BRIEF => Where a line of the listing below includes the word "scan", reproduce that line.

(Collection entries)
:::

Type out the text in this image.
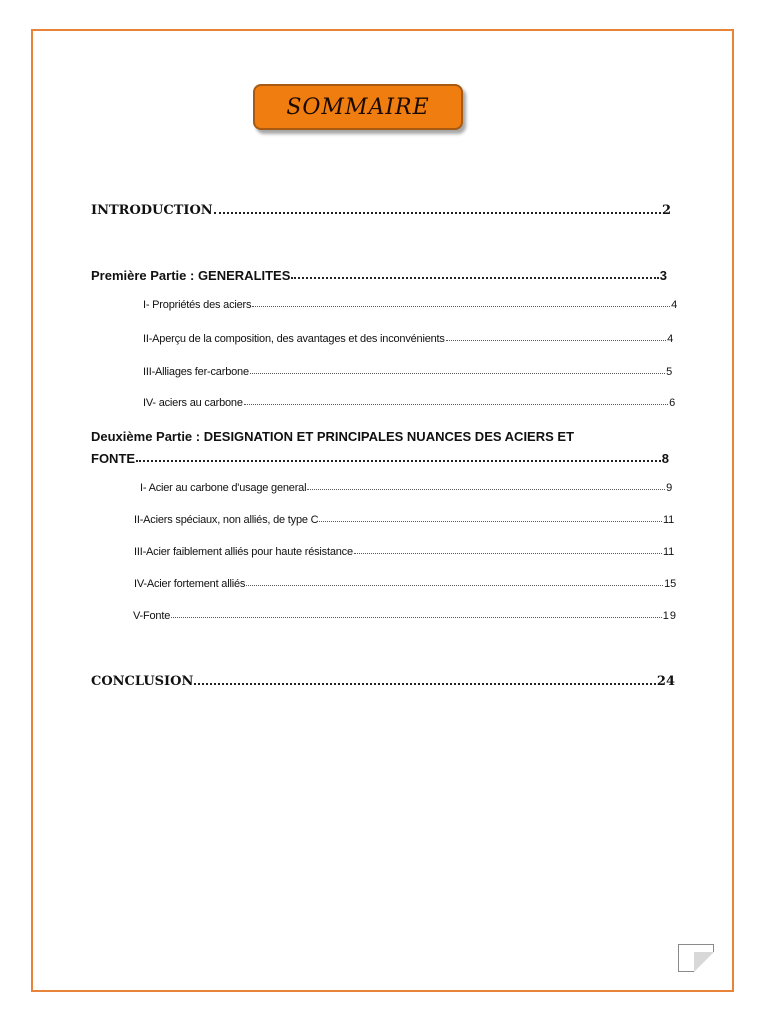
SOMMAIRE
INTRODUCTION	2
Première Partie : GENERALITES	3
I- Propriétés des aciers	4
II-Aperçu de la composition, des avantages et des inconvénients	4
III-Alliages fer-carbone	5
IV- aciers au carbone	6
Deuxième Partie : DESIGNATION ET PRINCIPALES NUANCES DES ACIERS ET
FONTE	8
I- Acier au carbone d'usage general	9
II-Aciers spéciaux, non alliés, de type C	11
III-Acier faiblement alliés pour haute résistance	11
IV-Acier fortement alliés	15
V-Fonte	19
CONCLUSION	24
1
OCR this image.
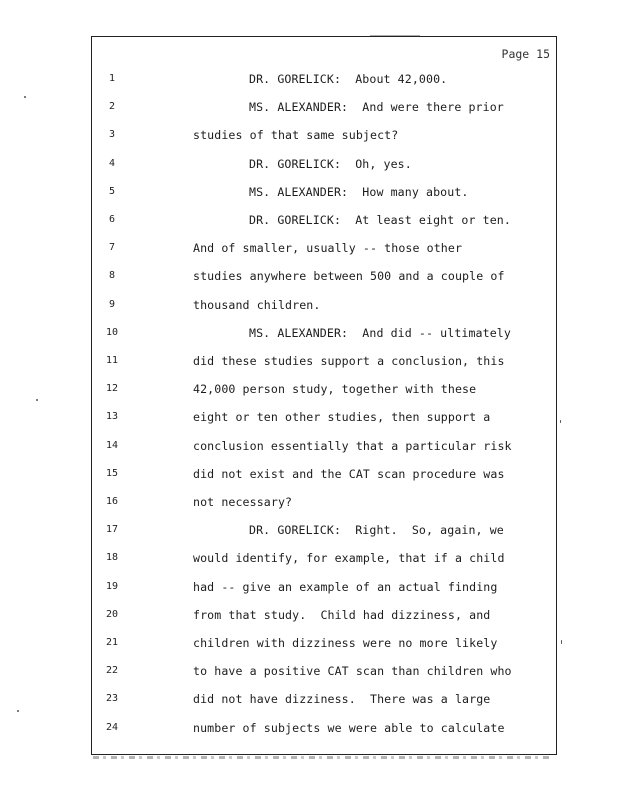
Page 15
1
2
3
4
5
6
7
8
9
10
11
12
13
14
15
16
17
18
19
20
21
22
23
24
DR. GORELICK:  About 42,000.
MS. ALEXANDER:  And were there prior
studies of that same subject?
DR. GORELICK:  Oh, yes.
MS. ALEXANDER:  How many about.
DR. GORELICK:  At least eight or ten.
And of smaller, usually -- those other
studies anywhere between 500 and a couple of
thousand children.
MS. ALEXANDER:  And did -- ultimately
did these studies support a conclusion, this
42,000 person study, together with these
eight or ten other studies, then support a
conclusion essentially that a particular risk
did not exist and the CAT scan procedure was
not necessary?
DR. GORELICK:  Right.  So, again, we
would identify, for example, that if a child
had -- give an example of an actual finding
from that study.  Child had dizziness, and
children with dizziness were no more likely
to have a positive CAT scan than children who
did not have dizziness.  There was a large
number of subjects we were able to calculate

:::

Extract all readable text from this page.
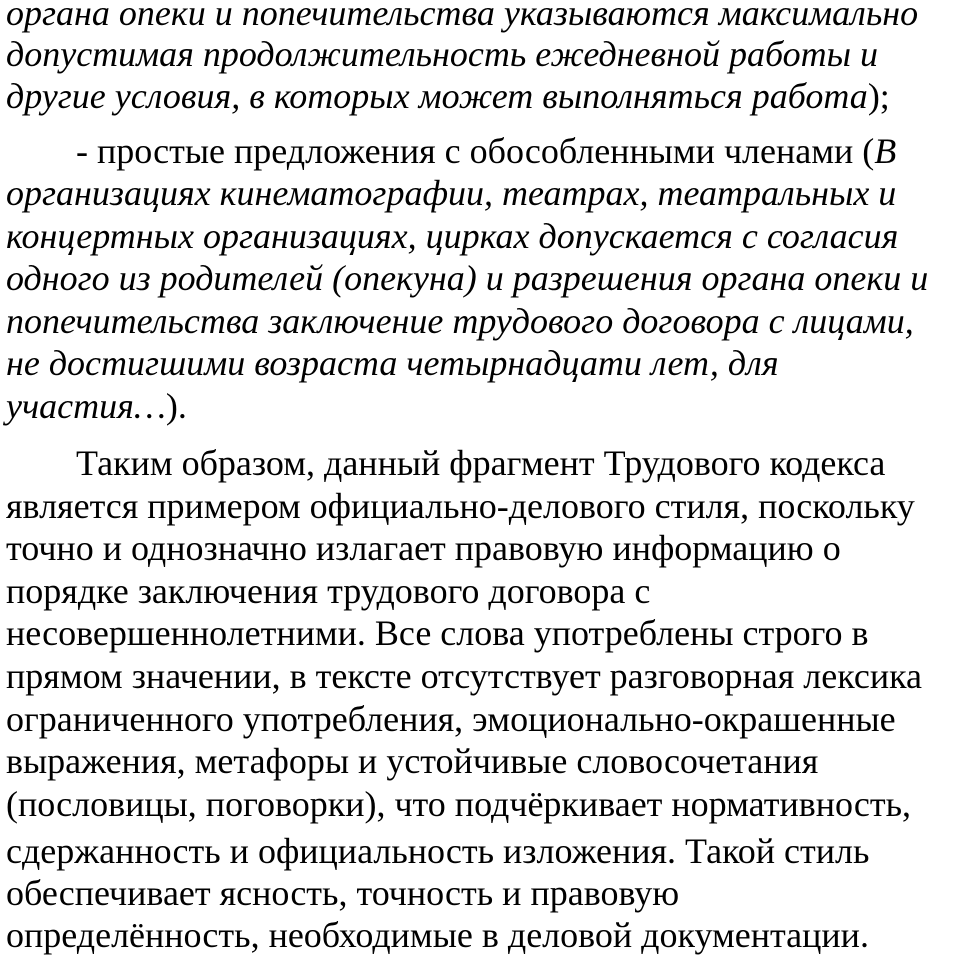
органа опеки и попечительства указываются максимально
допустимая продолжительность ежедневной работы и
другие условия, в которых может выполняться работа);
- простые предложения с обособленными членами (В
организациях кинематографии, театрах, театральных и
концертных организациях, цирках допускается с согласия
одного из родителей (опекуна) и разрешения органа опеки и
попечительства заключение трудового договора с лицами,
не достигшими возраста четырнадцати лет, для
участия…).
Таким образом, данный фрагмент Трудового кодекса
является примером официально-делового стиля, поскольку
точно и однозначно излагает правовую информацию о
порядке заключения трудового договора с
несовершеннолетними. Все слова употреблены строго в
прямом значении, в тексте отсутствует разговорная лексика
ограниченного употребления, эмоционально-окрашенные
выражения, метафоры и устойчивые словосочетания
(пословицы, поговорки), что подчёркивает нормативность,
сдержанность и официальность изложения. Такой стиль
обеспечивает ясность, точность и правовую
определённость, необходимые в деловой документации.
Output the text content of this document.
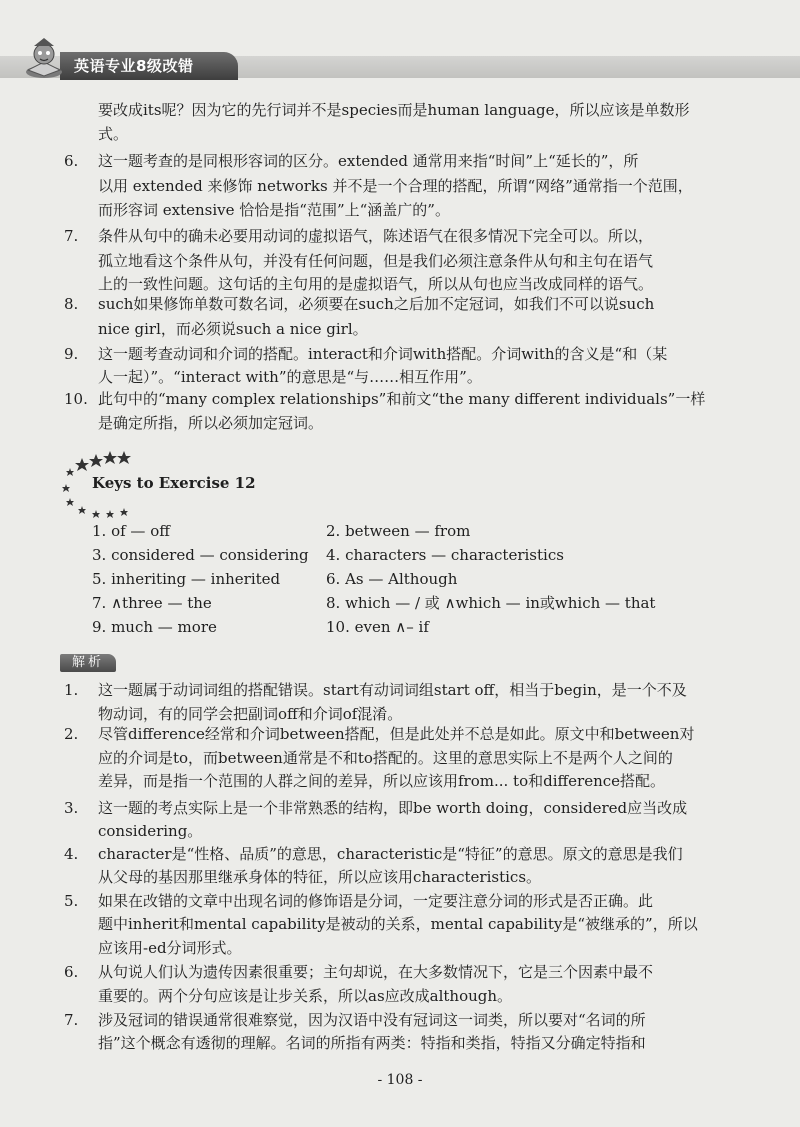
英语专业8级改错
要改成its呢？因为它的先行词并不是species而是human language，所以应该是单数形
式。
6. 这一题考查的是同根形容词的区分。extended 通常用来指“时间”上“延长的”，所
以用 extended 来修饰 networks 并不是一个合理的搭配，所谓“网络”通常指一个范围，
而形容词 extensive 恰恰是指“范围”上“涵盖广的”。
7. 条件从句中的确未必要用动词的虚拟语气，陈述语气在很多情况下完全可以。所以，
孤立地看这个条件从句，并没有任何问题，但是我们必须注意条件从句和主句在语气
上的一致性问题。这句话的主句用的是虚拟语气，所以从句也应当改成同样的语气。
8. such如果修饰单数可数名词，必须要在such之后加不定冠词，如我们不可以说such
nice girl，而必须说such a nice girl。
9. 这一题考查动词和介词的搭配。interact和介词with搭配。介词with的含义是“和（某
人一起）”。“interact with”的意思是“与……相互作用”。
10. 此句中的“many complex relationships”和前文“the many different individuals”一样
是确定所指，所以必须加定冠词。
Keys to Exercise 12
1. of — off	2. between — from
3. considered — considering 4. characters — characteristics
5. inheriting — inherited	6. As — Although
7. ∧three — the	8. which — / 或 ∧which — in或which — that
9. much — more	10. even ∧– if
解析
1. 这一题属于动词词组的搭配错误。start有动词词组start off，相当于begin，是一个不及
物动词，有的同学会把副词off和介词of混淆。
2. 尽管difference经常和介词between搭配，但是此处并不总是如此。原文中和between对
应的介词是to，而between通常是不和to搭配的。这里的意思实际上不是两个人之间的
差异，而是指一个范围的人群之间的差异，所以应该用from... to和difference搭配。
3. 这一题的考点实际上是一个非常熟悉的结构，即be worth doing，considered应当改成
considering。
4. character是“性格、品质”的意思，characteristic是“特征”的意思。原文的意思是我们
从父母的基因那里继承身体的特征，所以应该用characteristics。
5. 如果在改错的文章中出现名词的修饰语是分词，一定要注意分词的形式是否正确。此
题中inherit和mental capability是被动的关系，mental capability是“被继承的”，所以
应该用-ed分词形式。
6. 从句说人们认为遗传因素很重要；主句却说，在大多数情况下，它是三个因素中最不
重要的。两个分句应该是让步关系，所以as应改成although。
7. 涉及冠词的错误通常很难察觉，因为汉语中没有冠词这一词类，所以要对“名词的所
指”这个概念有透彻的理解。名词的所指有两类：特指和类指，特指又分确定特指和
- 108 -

:::

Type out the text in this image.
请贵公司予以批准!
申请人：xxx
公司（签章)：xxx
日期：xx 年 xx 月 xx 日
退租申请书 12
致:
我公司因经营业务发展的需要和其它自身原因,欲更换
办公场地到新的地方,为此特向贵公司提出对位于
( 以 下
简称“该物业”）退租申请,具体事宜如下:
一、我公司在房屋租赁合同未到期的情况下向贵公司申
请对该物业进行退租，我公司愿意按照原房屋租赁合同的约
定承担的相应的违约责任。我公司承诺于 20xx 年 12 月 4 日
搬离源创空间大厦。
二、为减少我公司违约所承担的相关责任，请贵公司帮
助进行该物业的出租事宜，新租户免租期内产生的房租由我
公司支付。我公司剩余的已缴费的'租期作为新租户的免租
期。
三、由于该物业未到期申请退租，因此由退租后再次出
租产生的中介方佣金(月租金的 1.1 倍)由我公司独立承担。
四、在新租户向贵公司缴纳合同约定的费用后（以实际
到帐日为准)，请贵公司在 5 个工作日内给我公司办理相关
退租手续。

:::

ANSWER TO THE TASK =>
did not exist and the CAT scan procedure was
to have a positive CAT scan than children who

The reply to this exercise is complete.